### Instruction
Turn the rows, from the very first line up to and including the line with "candle-body [421, 307, 424, 311]", into a JSON list of strings with one string per line, leaving out any blank lines.

### Rows
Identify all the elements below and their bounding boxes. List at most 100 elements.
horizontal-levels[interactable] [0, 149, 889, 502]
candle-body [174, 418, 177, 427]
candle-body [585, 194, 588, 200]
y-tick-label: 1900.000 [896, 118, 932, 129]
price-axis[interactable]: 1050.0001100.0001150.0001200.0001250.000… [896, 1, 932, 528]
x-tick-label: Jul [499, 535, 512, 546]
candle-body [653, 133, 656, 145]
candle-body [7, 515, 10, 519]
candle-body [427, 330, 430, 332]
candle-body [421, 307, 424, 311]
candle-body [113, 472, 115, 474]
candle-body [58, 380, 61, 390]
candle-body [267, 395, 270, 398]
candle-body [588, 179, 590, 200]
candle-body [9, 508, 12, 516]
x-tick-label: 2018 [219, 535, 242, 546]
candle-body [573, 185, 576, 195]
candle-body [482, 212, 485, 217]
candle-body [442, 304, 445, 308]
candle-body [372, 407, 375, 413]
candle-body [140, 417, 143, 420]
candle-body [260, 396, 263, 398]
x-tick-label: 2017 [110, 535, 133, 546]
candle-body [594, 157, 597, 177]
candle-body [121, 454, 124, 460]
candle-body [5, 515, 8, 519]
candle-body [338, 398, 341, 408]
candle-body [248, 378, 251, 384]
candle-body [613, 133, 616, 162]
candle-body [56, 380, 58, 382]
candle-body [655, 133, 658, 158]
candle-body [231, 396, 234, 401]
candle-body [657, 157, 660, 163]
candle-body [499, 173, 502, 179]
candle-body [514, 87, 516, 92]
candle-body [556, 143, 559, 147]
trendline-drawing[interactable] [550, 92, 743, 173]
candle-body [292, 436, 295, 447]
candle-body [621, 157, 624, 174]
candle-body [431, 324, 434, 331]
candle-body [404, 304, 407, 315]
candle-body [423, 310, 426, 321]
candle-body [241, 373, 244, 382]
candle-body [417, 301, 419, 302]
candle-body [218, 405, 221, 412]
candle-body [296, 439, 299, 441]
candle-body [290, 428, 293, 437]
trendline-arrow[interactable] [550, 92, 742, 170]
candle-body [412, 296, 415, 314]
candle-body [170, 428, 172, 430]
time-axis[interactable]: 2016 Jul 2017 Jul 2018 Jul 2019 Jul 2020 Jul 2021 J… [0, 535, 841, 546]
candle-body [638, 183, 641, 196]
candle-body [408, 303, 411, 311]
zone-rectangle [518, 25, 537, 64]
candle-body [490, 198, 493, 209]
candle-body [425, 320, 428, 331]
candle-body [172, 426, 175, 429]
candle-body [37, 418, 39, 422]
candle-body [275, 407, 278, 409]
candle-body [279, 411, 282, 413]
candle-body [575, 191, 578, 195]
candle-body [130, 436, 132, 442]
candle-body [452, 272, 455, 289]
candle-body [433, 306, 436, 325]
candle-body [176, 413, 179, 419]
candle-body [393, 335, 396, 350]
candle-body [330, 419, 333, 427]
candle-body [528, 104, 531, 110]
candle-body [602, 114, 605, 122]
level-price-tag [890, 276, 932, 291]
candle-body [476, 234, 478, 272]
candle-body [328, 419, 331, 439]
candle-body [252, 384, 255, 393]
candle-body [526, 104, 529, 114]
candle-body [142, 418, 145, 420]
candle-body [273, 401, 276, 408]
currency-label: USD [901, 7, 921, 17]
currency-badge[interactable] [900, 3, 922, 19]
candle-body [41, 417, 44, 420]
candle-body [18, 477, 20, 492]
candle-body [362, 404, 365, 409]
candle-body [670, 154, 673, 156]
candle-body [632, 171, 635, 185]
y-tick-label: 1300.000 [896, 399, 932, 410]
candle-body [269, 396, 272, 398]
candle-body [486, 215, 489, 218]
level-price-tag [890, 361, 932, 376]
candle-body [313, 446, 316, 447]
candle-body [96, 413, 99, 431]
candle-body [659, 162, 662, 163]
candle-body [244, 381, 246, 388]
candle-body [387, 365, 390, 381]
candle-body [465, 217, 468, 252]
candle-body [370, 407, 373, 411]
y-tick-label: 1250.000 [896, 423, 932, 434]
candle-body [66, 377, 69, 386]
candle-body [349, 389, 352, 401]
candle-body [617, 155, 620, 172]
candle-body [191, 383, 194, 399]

### Solution for this exercise
[
  "Identify all the elements below and their bounding boxes. List at most 100 elements.",
  "horizontal-levels[interactable] [0, 149, 889, 502]",
  "candle-body [174, 418, 177, 427]",
  "candle-body [585, 194, 588, 200]",
  "y-tick-label: 1900.000 [896, 118, 932, 129]",
  "price-axis[interactable]: 1050.0001100.0001150.0001200.0001250.000… [896, 1, 932, 528]",
  "x-tick-label: Jul [499, 535, 512, 546]",
  "candle-body [653, 133, 656, 145]",
  "candle-body [7, 515, 10, 519]",
  "candle-body [427, 330, 430, 332]",
  "candle-body [421, 307, 424, 311]"
]